RECORD SET —

++++

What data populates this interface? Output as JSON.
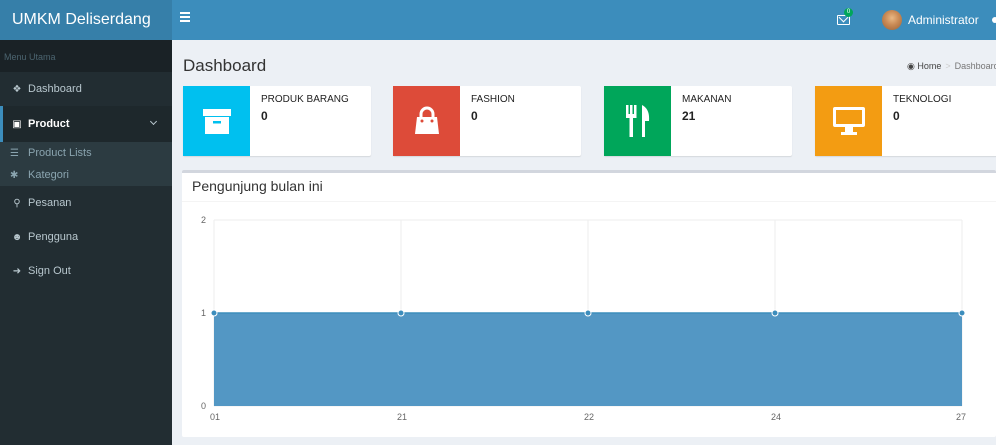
{
  "header": {
    "brand": "UMKM Deliserdang",
    "mail_badge": "0",
    "user_name": "Administrator"
  },
  "sidebar": {
    "menu_header": "Menu Utama",
    "items": [
      {
        "label": "Dashboard",
        "icon": "home-icon"
      },
      {
        "label": "Product",
        "icon": "archive-icon"
      },
      {
        "label": "Product Lists",
        "icon": "list-icon"
      },
      {
        "label": "Kategori",
        "icon": "wrench-icon"
      },
      {
        "label": "Pesanan",
        "icon": "cart-icon"
      },
      {
        "label": "Pengguna",
        "icon": "users-icon"
      },
      {
        "label": "Sign Out",
        "icon": "sign-out-icon"
      }
    ]
  },
  "page": {
    "title": "Dashboard",
    "breadcrumb_home": "Home",
    "breadcrumb_current": "Dashboard"
  },
  "info_boxes": [
    {
      "label": "PRODUK BARANG",
      "value": "0",
      "color": "#00c0ef",
      "icon": "archive-icon"
    },
    {
      "label": "FASHION",
      "value": "0",
      "color": "#dd4b39",
      "icon": "shopping-bag-icon"
    },
    {
      "label": "MAKANAN",
      "value": "21",
      "color": "#00a65a",
      "icon": "cutlery-icon"
    },
    {
      "label": "TEKNOLOGI",
      "value": "0",
      "color": "#f39c12",
      "icon": "desktop-icon"
    }
  ],
  "chart_data": {
    "type": "area",
    "title": "Pengunjung bulan ini",
    "categories": [
      "01",
      "21",
      "22",
      "24",
      "27"
    ],
    "values": [
      1,
      1,
      1,
      1,
      1
    ],
    "ylim": [
      0,
      2
    ],
    "yticks": [
      "0",
      "1",
      "2"
    ],
    "grid": true,
    "fill_color": "#5397c4",
    "line_color": "#3c8dbc"
  }
}
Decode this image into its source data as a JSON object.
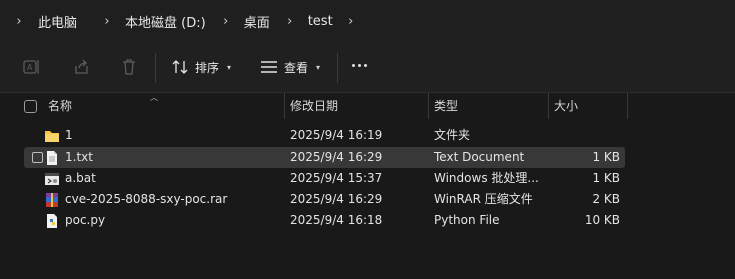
{
  "breadcrumb": {
    "items": [
      "此电脑",
      "本地磁盘 (D:)",
      "桌面",
      "test"
    ]
  },
  "toolbar": {
    "sort_label": "排序",
    "view_label": "查看"
  },
  "columns": {
    "name": "名称",
    "modified": "修改日期",
    "type": "类型",
    "size": "大小"
  },
  "files": [
    {
      "name": "1",
      "modified": "2025/9/4 16:19",
      "type": "文件夹",
      "size": "",
      "icon": "folder-icon"
    },
    {
      "name": "1.txt",
      "modified": "2025/9/4 16:29",
      "type": "Text Document",
      "size": "1 KB",
      "icon": "text-file-icon",
      "selected": true
    },
    {
      "name": "a.bat",
      "modified": "2025/9/4 15:37",
      "type": "Windows 批处理...",
      "size": "1 KB",
      "icon": "batch-file-icon"
    },
    {
      "name": "cve-2025-8088-sxy-poc.rar",
      "modified": "2025/9/4 16:29",
      "type": "WinRAR 压缩文件",
      "size": "2 KB",
      "icon": "rar-archive-icon"
    },
    {
      "name": "poc.py",
      "modified": "2025/9/4 16:18",
      "type": "Python File",
      "size": "10 KB",
      "icon": "python-file-icon"
    }
  ],
  "colors": {
    "background": "#191919",
    "selected_row": "#383838",
    "folder": "#f5c242",
    "accent": "#2b7de9"
  }
}
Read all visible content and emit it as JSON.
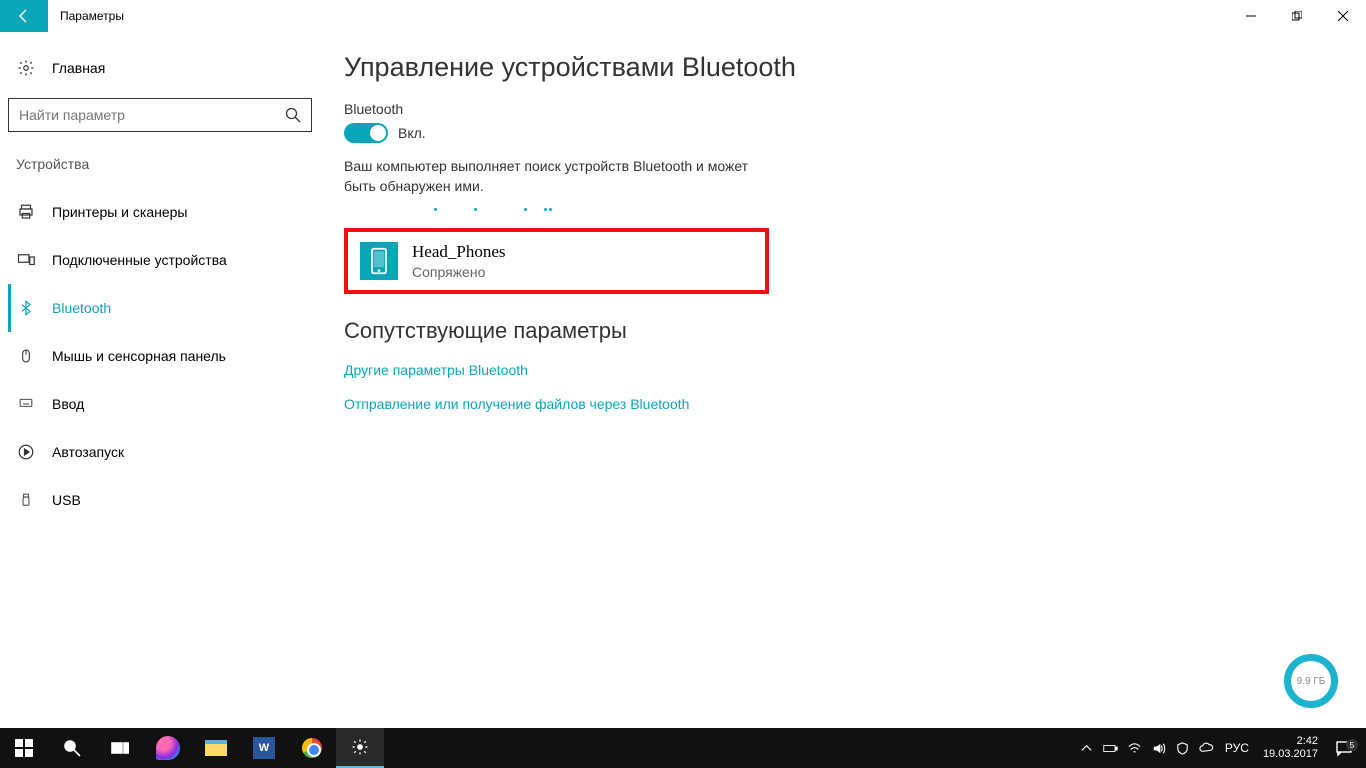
{
  "window": {
    "title": "Параметры"
  },
  "home": {
    "label": "Главная"
  },
  "search": {
    "placeholder": "Найти параметр"
  },
  "section": "Устройства",
  "nav": [
    {
      "label": "Принтеры и сканеры"
    },
    {
      "label": "Подключенные устройства"
    },
    {
      "label": "Bluetooth"
    },
    {
      "label": "Мышь и сенсорная панель"
    },
    {
      "label": "Ввод"
    },
    {
      "label": "Автозапуск"
    },
    {
      "label": "USB"
    }
  ],
  "page": {
    "title": "Управление устройствами Bluetooth",
    "toggle_label": "Bluetooth",
    "toggle_state": "Вкл.",
    "status": "Ваш компьютер выполняет поиск устройств Bluetooth и может быть обнаружен ими."
  },
  "device": {
    "name": "Head_Phones",
    "status": "Сопряжено"
  },
  "related": {
    "heading": "Сопутствующие параметры",
    "link1": "Другие параметры Bluetooth",
    "link2": "Отправление или получение файлов через Bluetooth"
  },
  "badge": "9.9 ГБ",
  "taskbar": {
    "word": "W",
    "lang": "РУС",
    "time": "2:42",
    "date": "19.03.2017",
    "notif_count": "5"
  }
}
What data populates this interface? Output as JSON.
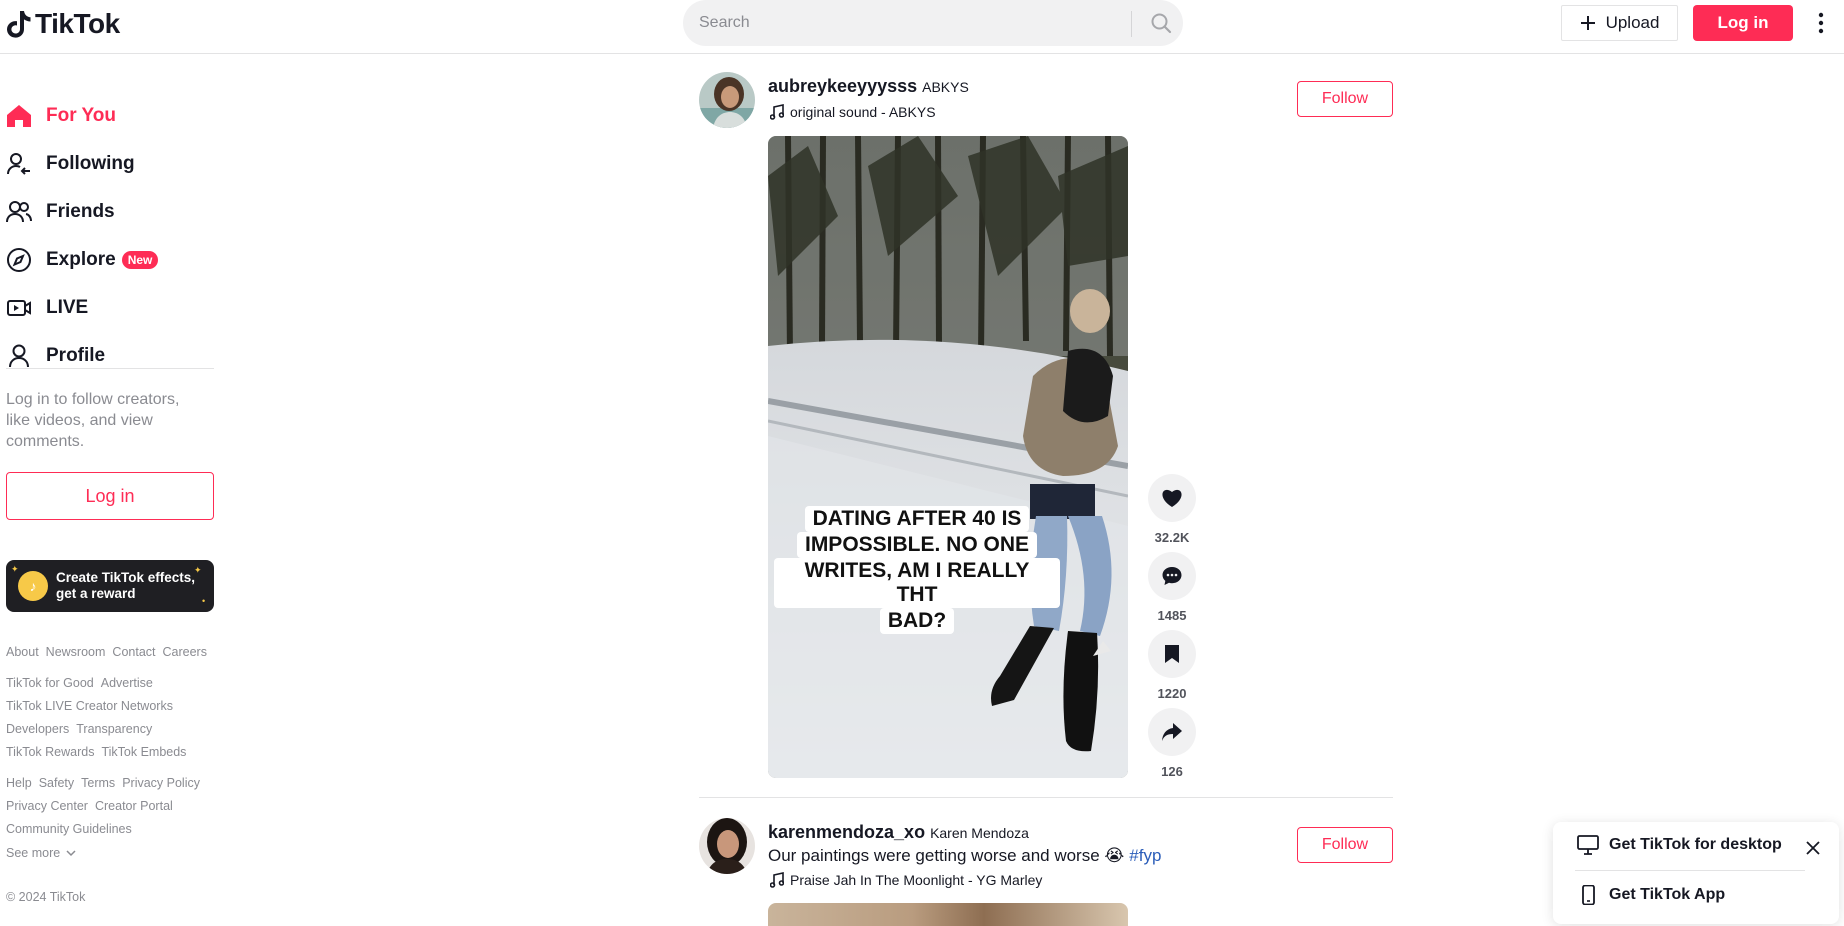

++++

YOUR GOAL —
Check each line above for "Bluetooth" and return the ones that have it.

SOLUTION FOR THIS TASK —
      "label": "Bluetooth"
    "title": "Управление устройствами Bluetooth",
    "toggle_label": "Bluetooth",
    "status": "Ваш компьютер выполняет поиск устройств Bluetooth и может быть обнаружен ими."
    "link1": "Другие параметры Bluetooth",
    "link2": "Отправление или получение файлов через Bluetooth"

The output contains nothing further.